The problem » Reproduce all the lines exactly as they stand, apart from the pictures.

==============================

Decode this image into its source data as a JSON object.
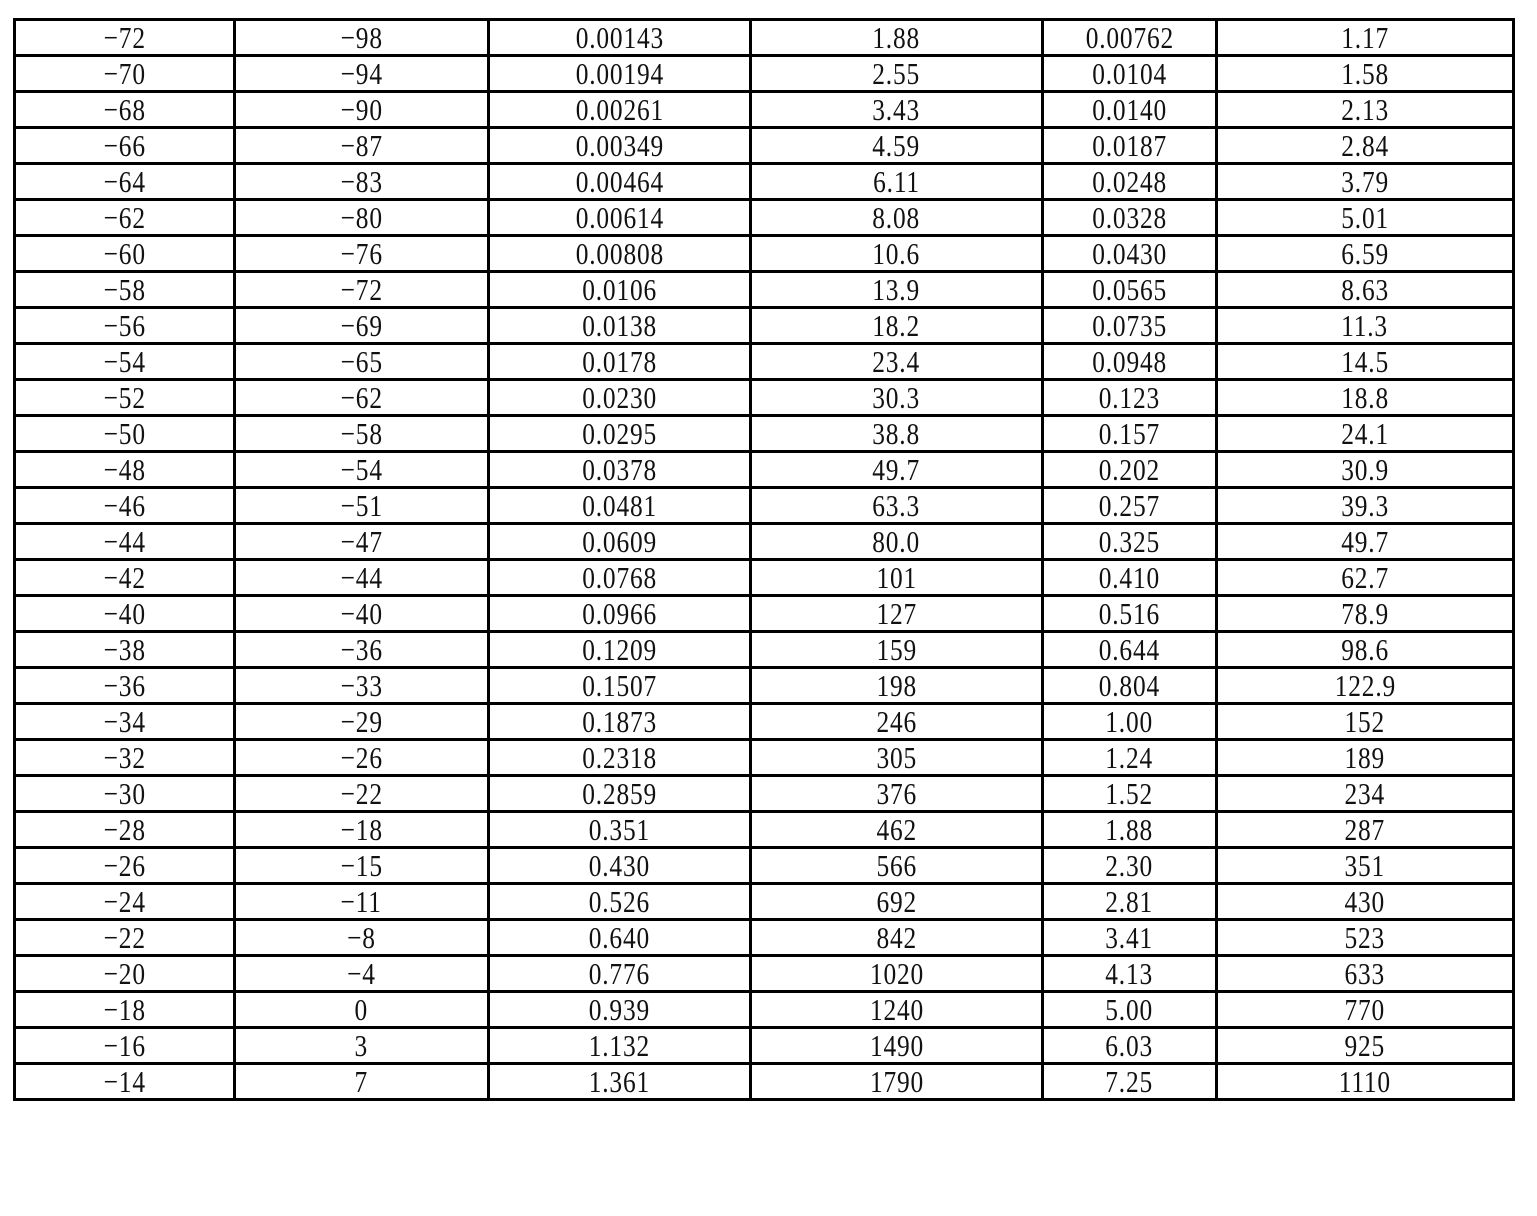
{
  "table": {
    "rows": [
      [
        "−72",
        "−98",
        "0.00143",
        "1.88",
        "0.00762",
        "1.17"
      ],
      [
        "−70",
        "−94",
        "0.00194",
        "2.55",
        "0.0104",
        "1.58"
      ],
      [
        "−68",
        "−90",
        "0.00261",
        "3.43",
        "0.0140",
        "2.13"
      ],
      [
        "−66",
        "−87",
        "0.00349",
        "4.59",
        "0.0187",
        "2.84"
      ],
      [
        "−64",
        "−83",
        "0.00464",
        "6.11",
        "0.0248",
        "3.79"
      ],
      [
        "−62",
        "−80",
        "0.00614",
        "8.08",
        "0.0328",
        "5.01"
      ],
      [
        "−60",
        "−76",
        "0.00808",
        "10.6",
        "0.0430",
        "6.59"
      ],
      [
        "−58",
        "−72",
        "0.0106",
        "13.9",
        "0.0565",
        "8.63"
      ],
      [
        "−56",
        "−69",
        "0.0138",
        "18.2",
        "0.0735",
        "11.3"
      ],
      [
        "−54",
        "−65",
        "0.0178",
        "23.4",
        "0.0948",
        "14.5"
      ],
      [
        "−52",
        "−62",
        "0.0230",
        "30.3",
        "0.123",
        "18.8"
      ],
      [
        "−50",
        "−58",
        "0.0295",
        "38.8",
        "0.157",
        "24.1"
      ],
      [
        "−48",
        "−54",
        "0.0378",
        "49.7",
        "0.202",
        "30.9"
      ],
      [
        "−46",
        "−51",
        "0.0481",
        "63.3",
        "0.257",
        "39.3"
      ],
      [
        "−44",
        "−47",
        "0.0609",
        "80.0",
        "0.325",
        "49.7"
      ],
      [
        "−42",
        "−44",
        "0.0768",
        "101",
        "0.410",
        "62.7"
      ],
      [
        "−40",
        "−40",
        "0.0966",
        "127",
        "0.516",
        "78.9"
      ],
      [
        "−38",
        "−36",
        "0.1209",
        "159",
        "0.644",
        "98.6"
      ],
      [
        "−36",
        "−33",
        "0.1507",
        "198",
        "0.804",
        "122.9"
      ],
      [
        "−34",
        "−29",
        "0.1873",
        "246",
        "1.00",
        "152"
      ],
      [
        "−32",
        "−26",
        "0.2318",
        "305",
        "1.24",
        "189"
      ],
      [
        "−30",
        "−22",
        "0.2859",
        "376",
        "1.52",
        "234"
      ],
      [
        "−28",
        "−18",
        "0.351",
        "462",
        "1.88",
        "287"
      ],
      [
        "−26",
        "−15",
        "0.430",
        "566",
        "2.30",
        "351"
      ],
      [
        "−24",
        "−11",
        "0.526",
        "692",
        "2.81",
        "430"
      ],
      [
        "−22",
        "−8",
        "0.640",
        "842",
        "3.41",
        "523"
      ],
      [
        "−20",
        "−4",
        "0.776",
        "1020",
        "4.13",
        "633"
      ],
      [
        "−18",
        "0",
        "0.939",
        "1240",
        "5.00",
        "770"
      ],
      [
        "−16",
        "3",
        "1.132",
        "1490",
        "6.03",
        "925"
      ],
      [
        "−14",
        "7",
        "1.361",
        "1790",
        "7.25",
        "1110"
      ]
    ]
  }
}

==============================

Result »
Decode this image into its source data as a JSON object.
{
  "table": {
    "rows": [
      [
        "−72",
        "−98",
        "0.00143",
        "1.88",
        "0.00762",
        "1.17"
      ],
      [
        "−70",
        "−94",
        "0.00194",
        "2.55",
        "0.0104",
        "1.58"
      ],
      [
        "−68",
        "−90",
        "0.00261",
        "3.43",
        "0.0140",
        "2.13"
      ],
      [
        "−66",
        "−87",
        "0.00349",
        "4.59",
        "0.0187",
        "2.84"
      ],
      [
        "−64",
        "−83",
        "0.00464",
        "6.11",
        "0.0248",
        "3.79"
      ],
      [
        "−62",
        "−80",
        "0.00614",
        "8.08",
        "0.0328",
        "5.01"
      ],
      [
        "−60",
        "−76",
        "0.00808",
        "10.6",
        "0.0430",
        "6.59"
      ],
      [
        "−58",
        "−72",
        "0.0106",
        "13.9",
        "0.0565",
        "8.63"
      ],
      [
        "−56",
        "−69",
        "0.0138",
        "18.2",
        "0.0735",
        "11.3"
      ],
      [
        "−54",
        "−65",
        "0.0178",
        "23.4",
        "0.0948",
        "14.5"
      ],
      [
        "−52",
        "−62",
        "0.0230",
        "30.3",
        "0.123",
        "18.8"
      ],
      [
        "−50",
        "−58",
        "0.0295",
        "38.8",
        "0.157",
        "24.1"
      ],
      [
        "−48",
        "−54",
        "0.0378",
        "49.7",
        "0.202",
        "30.9"
      ],
      [
        "−46",
        "−51",
        "0.0481",
        "63.3",
        "0.257",
        "39.3"
      ],
      [
        "−44",
        "−47",
        "0.0609",
        "80.0",
        "0.325",
        "49.7"
      ],
      [
        "−42",
        "−44",
        "0.0768",
        "101",
        "0.410",
        "62.7"
      ],
      [
        "−40",
        "−40",
        "0.0966",
        "127",
        "0.516",
        "78.9"
      ],
      [
        "−38",
        "−36",
        "0.1209",
        "159",
        "0.644",
        "98.6"
      ],
      [
        "−36",
        "−33",
        "0.1507",
        "198",
        "0.804",
        "122.9"
      ],
      [
        "−34",
        "−29",
        "0.1873",
        "246",
        "1.00",
        "152"
      ],
      [
        "−32",
        "−26",
        "0.2318",
        "305",
        "1.24",
        "189"
      ],
      [
        "−30",
        "−22",
        "0.2859",
        "376",
        "1.52",
        "234"
      ],
      [
        "−28",
        "−18",
        "0.351",
        "462",
        "1.88",
        "287"
      ],
      [
        "−26",
        "−15",
        "0.430",
        "566",
        "2.30",
        "351"
      ],
      [
        "−24",
        "−11",
        "0.526",
        "692",
        "2.81",
        "430"
      ],
      [
        "−22",
        "−8",
        "0.640",
        "842",
        "3.41",
        "523"
      ],
      [
        "−20",
        "−4",
        "0.776",
        "1020",
        "4.13",
        "633"
      ],
      [
        "−18",
        "0",
        "0.939",
        "1240",
        "5.00",
        "770"
      ],
      [
        "−16",
        "3",
        "1.132",
        "1490",
        "6.03",
        "925"
      ],
      [
        "−14",
        "7",
        "1.361",
        "1790",
        "7.25",
        "1110"
      ]
    ]
  }
}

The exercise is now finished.